* begin *

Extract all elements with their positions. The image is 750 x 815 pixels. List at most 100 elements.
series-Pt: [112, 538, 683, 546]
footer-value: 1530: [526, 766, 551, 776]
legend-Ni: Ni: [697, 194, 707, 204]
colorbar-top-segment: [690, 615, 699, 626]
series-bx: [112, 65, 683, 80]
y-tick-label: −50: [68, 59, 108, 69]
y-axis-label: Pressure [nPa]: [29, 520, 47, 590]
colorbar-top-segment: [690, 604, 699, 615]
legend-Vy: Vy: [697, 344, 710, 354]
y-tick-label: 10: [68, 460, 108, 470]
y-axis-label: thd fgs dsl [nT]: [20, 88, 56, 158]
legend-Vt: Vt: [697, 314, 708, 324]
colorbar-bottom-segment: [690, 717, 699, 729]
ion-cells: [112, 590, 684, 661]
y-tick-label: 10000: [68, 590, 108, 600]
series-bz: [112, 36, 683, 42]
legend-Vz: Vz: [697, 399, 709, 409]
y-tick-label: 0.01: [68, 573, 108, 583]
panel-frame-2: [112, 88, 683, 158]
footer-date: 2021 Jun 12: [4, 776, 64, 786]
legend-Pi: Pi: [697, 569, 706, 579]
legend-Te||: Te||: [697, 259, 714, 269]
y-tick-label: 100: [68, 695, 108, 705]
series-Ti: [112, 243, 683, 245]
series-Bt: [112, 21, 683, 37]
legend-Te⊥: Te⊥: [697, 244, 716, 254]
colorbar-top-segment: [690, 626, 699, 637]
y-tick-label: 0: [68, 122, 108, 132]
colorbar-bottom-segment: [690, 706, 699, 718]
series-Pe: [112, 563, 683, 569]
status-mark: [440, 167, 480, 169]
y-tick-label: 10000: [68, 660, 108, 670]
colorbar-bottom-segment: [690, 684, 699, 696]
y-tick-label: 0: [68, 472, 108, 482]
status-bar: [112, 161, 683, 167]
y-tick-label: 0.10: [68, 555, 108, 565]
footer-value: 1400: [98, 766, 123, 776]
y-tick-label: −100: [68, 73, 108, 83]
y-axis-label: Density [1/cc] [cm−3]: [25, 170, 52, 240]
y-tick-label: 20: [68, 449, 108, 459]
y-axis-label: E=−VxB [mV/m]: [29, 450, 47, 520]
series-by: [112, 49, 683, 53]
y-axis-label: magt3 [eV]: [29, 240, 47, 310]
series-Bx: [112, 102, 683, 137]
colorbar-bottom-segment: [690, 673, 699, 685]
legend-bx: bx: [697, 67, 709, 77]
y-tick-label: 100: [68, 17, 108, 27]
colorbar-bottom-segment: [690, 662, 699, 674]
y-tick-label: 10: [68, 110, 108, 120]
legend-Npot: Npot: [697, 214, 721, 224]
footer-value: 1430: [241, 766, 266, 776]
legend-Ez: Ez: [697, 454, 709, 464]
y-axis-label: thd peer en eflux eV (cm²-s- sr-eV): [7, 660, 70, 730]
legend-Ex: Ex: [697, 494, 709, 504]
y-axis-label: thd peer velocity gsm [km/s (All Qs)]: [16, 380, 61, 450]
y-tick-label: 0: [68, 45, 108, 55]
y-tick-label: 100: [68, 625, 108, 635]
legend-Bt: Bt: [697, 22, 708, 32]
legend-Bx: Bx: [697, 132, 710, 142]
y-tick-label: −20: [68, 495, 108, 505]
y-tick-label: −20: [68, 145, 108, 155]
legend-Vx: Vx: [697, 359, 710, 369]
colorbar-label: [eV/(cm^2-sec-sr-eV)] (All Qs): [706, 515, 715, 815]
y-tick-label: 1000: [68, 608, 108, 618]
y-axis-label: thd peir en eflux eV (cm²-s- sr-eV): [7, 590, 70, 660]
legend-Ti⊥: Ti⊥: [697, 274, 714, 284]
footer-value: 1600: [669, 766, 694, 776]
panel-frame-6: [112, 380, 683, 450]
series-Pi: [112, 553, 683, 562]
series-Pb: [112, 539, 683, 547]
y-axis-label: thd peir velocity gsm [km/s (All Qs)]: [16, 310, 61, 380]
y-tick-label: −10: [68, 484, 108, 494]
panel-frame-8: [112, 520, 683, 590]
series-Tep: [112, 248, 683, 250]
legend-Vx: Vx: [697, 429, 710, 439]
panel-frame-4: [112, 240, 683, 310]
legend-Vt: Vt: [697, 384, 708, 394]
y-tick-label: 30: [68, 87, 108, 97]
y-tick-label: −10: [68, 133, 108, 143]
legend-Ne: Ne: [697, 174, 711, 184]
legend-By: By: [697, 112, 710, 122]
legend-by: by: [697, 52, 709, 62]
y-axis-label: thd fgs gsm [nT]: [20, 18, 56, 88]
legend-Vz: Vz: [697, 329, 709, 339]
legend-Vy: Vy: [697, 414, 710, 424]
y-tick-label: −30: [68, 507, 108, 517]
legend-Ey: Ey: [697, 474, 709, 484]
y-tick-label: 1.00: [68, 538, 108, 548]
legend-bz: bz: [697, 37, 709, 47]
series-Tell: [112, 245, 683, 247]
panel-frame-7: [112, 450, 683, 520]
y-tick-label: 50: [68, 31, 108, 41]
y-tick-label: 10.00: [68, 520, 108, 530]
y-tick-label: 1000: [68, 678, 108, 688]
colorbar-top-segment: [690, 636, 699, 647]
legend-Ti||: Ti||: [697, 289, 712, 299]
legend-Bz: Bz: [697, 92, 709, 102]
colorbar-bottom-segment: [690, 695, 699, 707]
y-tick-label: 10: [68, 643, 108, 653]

* end *

Exercise instructions: Copy out the records from their first line through the line containing "series-Bt: [112, 21, 683, 37]", both ends included.

Written solution:
Extract all elements with their positions. The image is 750 x 815 pixels. List at most 100 elements.
series-Pt: [112, 538, 683, 546]
footer-value: 1530: [526, 766, 551, 776]
legend-Ni: Ni: [697, 194, 707, 204]
colorbar-top-segment: [690, 615, 699, 626]
series-bx: [112, 65, 683, 80]
y-tick-label: −50: [68, 59, 108, 69]
y-axis-label: Pressure [nPa]: [29, 520, 47, 590]
colorbar-top-segment: [690, 604, 699, 615]
legend-Vy: Vy: [697, 344, 710, 354]
y-tick-label: 10: [68, 460, 108, 470]
y-axis-label: thd fgs dsl [nT]: [20, 88, 56, 158]
legend-Vt: Vt: [697, 314, 708, 324]
colorbar-bottom-segment: [690, 717, 699, 729]
ion-cells: [112, 590, 684, 661]
y-tick-label: 10000: [68, 590, 108, 600]
series-bz: [112, 36, 683, 42]
legend-Vz: Vz: [697, 399, 709, 409]
y-tick-label: 0.01: [68, 573, 108, 583]
panel-frame-2: [112, 88, 683, 158]
footer-date: 2021 Jun 12: [4, 776, 64, 786]
legend-Pi: Pi: [697, 569, 706, 579]
legend-Te||: Te||: [697, 259, 714, 269]
y-tick-label: 100: [68, 695, 108, 705]
series-Ti: [112, 243, 683, 245]
series-Bt: [112, 21, 683, 37]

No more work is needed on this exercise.